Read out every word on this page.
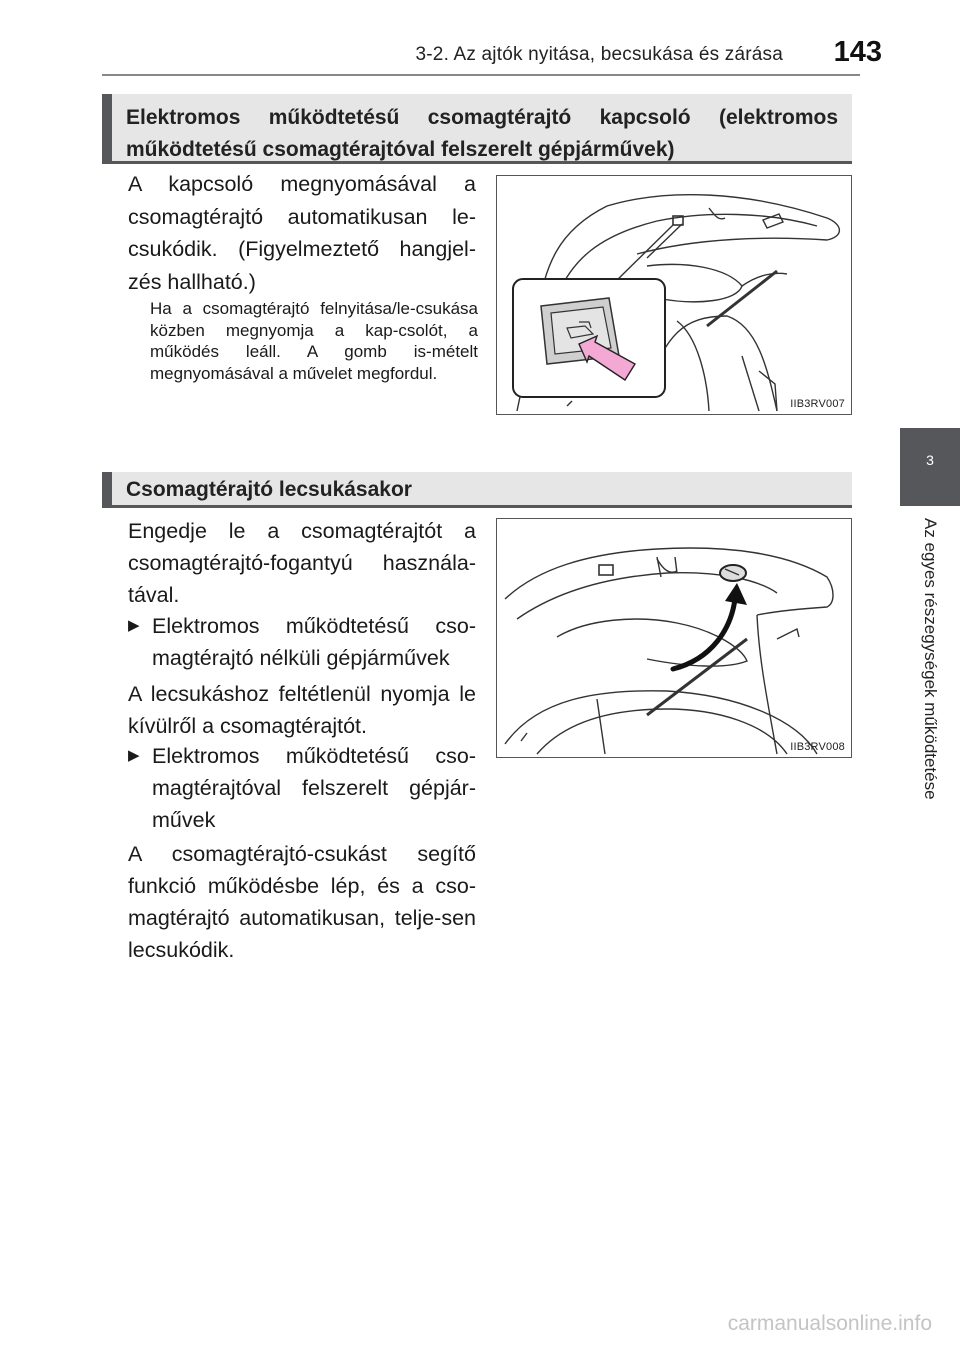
3-2. Az ajtók nyitása, becsukása és zárása	143
3
Az egyes részegységek működtetése
Elektromos működtetésű csomagtérajtó kapcsoló (elektromos működtetésű csomagtérajtóval felszerelt gépjárművek)
A kapcsoló megnyomásával a csomagtérajtó automatikusan le-csukódik. (Figyelmeztető hangjel-zés hallható.)
Ha a csomagtérajtó felnyitása/le-csukása közben megnyomja a kap-csolót, a működés leáll. A gomb is-mételt megnyomásával a művelet megfordul.
IIB3RV007
Csomagtérajtó lecsukásakor
Engedje le a csomagtérajtót a csomagtérajtó-fogantyú használa-tával.
▶ Elektromos működtetésű cso-magtérajtó nélküli gépjárművek
A lecsukáshoz feltétlenül nyomja le kívülről a csomagtérajtót.
▶ Elektromos működtetésű cso-magtérajtóval felszerelt gépjár-művek
A csomagtérajtó-csukást segítő funkció működésbe lép, és a cso-magtérajtó automatikusan, telje-sen lecsukódik.
IIB3RV008
carmanualsonline.info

────────────────────────────────────────

Every record above should be written out again without change, except that the pictures are left out.

Full response
Read out every word on this page.
3-2. Az ajtók nyitása, becsukása és zárása	143
3
Az egyes részegységek működtetése
Elektromos működtetésű csomagtérajtó kapcsoló (elektromos működtetésű csomagtérajtóval felszerelt gépjárművek)
A kapcsoló megnyomásával a csomagtérajtó automatikusan le-csukódik. (Figyelmeztető hangjel-zés hallható.)
Ha a csomagtérajtó felnyitása/le-csukása közben megnyomja a kap-csolót, a működés leáll. A gomb is-mételt megnyomásával a művelet megfordul.
IIB3RV007
Csomagtérajtó lecsukásakor
Engedje le a csomagtérajtót a csomagtérajtó-fogantyú használa-tával.
▶ Elektromos működtetésű cso-magtérajtó nélküli gépjárművek
A lecsukáshoz feltétlenül nyomja le kívülről a csomagtérajtót.
▶ Elektromos működtetésű cso-magtérajtóval felszerelt gépjár-művek
A csomagtérajtó-csukást segítő funkció működésbe lép, és a cso-magtérajtó automatikusan, telje-sen lecsukódik.
IIB3RV008
carmanualsonline.info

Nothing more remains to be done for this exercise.